§ **CONSEGNA 1**: Trascrivi alla lettera dall'estratto sul franco forte il passo da "I dipendenti d’ambasciata" a "salario in euro.".
§ **CONSEGNA 2**: Traduci in inglese questa frase dell'estratto sul franco forte: "Per ora la misura è solo allo stadio di idea."

§ **ESTRATTO DEL TESTO**:
# # #

I dipendenti d’ambasciata salassati dal franco forte
Il franco forte non ha ripercussioni solo sull’industria d’esportazione svizzera. A farne le spese sono anche i dipendenti di alcune ambasciate, tra cui quella italiana, che percepiscono il salario in euro.
E se le imprese svizzere versassero salari adattati al corso dell’euro o direttamente in euro? Negli ultimi tempi l’idea si è fatta largo tra diverse ditte che subiscono le conseguenze del franco forte.
Per ora la misura è solo allo stadio di idea. Il sindacato Unia ha registrato finora due casi: un’azienda impiantata nel canton Berna, che ha ridotto gli stipendi del 10%, e un’altra ditta della regione basilese. Il sindacato ha sporto denuncia contro le due società.
Una particolare categoria di lavoratori sta però già subendo da tempo gli effetti del tasso di cambio, ossia il personale a contratto (quello che non fa parte del corpo diplomatico) assunto da alcune ambasciate.
Meno di 3’000 franchi al mese
Nelle sedi diplomatiche del Portogallo, la situazione è diventata talmente insostenibile che da lunedì oltre cinquanta collaboratori sono entrati in sciopero. A causa dell’agitazione i consolati sono stati chiusi.
Col rafforzamento del franco nei confronti dell’euro, la media dei salari degli impiegati locali nell’ambasciata e nei consolati portoghesi è passata da circa 4’000 a 2’700 franchi. Nell’ultimo anno, il potere d’acquisto degli stipendi pagati in euro è calato di oltre il 30%. A ciò si è aggiunto anche il piano d’austerità adottato da Lisbona, che ha ridotto i salari del 10%.
Meno di 3’000 franchi al mese. In diversi paesi europei, uno stipendio simile sarebbe sicuramente considerato più che corretto. In Svizzera, dove il costo della vita è molto più elevato, copre a malapena i fabbisogni vitali. Basti pensare che in una regione come Berna nel 2008 il salario mediano lordo era di 5’716 franchi al mese. Per molti dipendenti dell’ambasciata arrivare alla fine del mese sta insomma diventando assai complicato.

# # #

(Voci del dataset di layout)
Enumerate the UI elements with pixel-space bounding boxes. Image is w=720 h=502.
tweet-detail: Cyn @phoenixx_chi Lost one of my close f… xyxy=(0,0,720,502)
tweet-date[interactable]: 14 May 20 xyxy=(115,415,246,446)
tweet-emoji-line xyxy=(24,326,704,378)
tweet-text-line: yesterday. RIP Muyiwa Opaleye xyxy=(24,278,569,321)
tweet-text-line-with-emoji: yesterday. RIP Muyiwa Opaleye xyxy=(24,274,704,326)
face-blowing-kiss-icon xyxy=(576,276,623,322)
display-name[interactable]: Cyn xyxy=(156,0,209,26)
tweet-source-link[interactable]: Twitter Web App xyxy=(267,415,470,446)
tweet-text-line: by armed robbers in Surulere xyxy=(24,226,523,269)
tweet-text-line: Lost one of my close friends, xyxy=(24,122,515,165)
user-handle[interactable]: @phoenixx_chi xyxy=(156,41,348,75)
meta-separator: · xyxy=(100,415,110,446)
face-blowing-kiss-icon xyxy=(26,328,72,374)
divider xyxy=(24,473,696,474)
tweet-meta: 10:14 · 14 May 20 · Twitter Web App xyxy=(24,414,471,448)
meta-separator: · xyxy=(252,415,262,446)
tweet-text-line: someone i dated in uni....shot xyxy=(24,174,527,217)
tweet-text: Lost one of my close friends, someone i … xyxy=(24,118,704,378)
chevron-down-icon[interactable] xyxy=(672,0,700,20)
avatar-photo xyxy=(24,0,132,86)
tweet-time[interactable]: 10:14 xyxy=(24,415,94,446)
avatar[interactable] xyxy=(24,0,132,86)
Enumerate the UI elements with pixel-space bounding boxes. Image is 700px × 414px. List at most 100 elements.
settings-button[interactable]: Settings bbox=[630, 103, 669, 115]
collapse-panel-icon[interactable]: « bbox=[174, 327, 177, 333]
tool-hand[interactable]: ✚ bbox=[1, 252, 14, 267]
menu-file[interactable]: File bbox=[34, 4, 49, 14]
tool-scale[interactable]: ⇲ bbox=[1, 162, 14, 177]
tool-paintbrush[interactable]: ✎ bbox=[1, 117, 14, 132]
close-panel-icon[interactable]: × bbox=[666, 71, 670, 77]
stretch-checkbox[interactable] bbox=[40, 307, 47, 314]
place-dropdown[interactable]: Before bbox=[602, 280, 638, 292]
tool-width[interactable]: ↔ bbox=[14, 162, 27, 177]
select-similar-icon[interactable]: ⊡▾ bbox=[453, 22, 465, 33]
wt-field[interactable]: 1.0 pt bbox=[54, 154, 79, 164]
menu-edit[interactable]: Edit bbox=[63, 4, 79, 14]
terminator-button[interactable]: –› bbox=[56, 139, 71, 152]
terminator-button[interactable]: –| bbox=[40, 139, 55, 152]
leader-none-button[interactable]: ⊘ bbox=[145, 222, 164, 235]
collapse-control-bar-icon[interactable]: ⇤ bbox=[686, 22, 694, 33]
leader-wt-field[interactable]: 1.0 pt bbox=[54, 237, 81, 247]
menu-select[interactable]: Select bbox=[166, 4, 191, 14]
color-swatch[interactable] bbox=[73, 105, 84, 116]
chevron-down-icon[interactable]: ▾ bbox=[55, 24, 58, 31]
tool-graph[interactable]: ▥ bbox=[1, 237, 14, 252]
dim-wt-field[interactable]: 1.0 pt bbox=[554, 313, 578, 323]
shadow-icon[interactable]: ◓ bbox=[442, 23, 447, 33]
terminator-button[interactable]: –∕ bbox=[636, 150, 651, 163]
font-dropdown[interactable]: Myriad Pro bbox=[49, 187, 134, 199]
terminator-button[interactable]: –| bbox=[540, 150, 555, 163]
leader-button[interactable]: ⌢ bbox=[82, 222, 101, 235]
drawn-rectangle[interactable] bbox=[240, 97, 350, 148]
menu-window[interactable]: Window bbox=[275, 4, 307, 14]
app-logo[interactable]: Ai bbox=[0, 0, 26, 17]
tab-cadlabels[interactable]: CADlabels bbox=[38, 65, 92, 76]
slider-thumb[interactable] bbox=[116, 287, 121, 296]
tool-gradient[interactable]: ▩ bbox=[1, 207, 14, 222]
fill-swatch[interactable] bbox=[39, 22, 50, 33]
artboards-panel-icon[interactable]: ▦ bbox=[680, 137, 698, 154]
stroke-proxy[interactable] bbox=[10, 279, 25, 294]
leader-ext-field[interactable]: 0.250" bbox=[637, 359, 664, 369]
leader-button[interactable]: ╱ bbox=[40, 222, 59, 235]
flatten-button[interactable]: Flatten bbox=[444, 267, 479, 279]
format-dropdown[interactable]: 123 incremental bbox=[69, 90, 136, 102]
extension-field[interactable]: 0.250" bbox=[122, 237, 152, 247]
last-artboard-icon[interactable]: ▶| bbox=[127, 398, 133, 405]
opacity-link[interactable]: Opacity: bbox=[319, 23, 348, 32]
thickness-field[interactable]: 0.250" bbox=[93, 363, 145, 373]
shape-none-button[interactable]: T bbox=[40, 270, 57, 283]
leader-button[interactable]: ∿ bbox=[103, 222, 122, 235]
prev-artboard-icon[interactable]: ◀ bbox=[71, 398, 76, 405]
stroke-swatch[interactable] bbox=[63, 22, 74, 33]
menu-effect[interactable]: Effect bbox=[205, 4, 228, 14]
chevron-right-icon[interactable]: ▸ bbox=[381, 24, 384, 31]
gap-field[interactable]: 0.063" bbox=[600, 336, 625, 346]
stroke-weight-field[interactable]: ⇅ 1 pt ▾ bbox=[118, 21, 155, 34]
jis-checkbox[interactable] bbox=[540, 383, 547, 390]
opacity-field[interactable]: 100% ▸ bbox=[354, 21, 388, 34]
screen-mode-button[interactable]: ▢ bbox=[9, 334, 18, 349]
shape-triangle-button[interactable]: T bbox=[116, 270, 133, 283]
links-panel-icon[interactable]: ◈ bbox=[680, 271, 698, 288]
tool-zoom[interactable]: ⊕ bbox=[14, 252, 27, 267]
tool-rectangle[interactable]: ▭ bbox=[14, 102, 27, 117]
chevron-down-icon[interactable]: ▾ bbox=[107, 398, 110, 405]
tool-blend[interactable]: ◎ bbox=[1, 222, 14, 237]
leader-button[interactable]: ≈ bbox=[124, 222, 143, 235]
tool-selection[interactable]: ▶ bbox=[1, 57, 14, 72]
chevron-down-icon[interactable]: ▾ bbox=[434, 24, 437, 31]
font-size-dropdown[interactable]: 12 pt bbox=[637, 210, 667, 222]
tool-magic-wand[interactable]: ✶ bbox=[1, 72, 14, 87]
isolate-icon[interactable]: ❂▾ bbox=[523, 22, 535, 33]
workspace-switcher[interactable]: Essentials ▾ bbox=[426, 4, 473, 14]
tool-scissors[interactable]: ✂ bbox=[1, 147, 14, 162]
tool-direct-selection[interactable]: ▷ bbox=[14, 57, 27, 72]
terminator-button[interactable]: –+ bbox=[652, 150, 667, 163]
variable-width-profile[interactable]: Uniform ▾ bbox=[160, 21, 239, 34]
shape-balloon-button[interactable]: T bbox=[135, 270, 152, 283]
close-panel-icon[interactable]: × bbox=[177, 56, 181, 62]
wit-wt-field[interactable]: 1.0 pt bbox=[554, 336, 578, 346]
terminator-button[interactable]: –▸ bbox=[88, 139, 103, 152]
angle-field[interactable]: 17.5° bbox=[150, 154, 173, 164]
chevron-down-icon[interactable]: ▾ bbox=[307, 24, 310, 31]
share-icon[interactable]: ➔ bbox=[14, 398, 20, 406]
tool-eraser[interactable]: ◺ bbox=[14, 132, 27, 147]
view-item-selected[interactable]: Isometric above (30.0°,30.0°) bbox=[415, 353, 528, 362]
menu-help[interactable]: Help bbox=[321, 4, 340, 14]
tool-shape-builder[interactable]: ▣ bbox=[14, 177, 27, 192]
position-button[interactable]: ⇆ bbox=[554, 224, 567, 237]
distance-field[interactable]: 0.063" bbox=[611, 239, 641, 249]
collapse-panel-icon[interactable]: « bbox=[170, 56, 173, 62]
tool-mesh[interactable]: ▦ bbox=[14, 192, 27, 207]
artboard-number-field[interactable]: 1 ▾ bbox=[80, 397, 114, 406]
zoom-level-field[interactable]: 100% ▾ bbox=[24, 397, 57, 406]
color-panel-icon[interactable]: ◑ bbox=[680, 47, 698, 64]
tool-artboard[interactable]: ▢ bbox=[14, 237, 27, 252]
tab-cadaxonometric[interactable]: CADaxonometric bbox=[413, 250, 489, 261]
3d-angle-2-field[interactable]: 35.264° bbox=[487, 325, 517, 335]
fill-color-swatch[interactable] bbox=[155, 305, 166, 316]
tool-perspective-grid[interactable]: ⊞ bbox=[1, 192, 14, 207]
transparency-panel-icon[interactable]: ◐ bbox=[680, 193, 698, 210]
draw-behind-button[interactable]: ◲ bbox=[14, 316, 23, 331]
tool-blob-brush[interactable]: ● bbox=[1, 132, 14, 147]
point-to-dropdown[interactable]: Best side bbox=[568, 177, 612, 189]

# # #

§ **RISPOSTA 1**:
I dipendenti d’ambasciata salassati dal franco forte
Il franco forte non ha ripercussioni solo sull’industria d’esportazione svizzera. A farne le spese sono anche i dipendenti di alcune ambasciate, tra cui quella italiana, che percepiscono il salario in euro.

§ **RISPOSTA 2**: For now, the measure is only at the idea stage.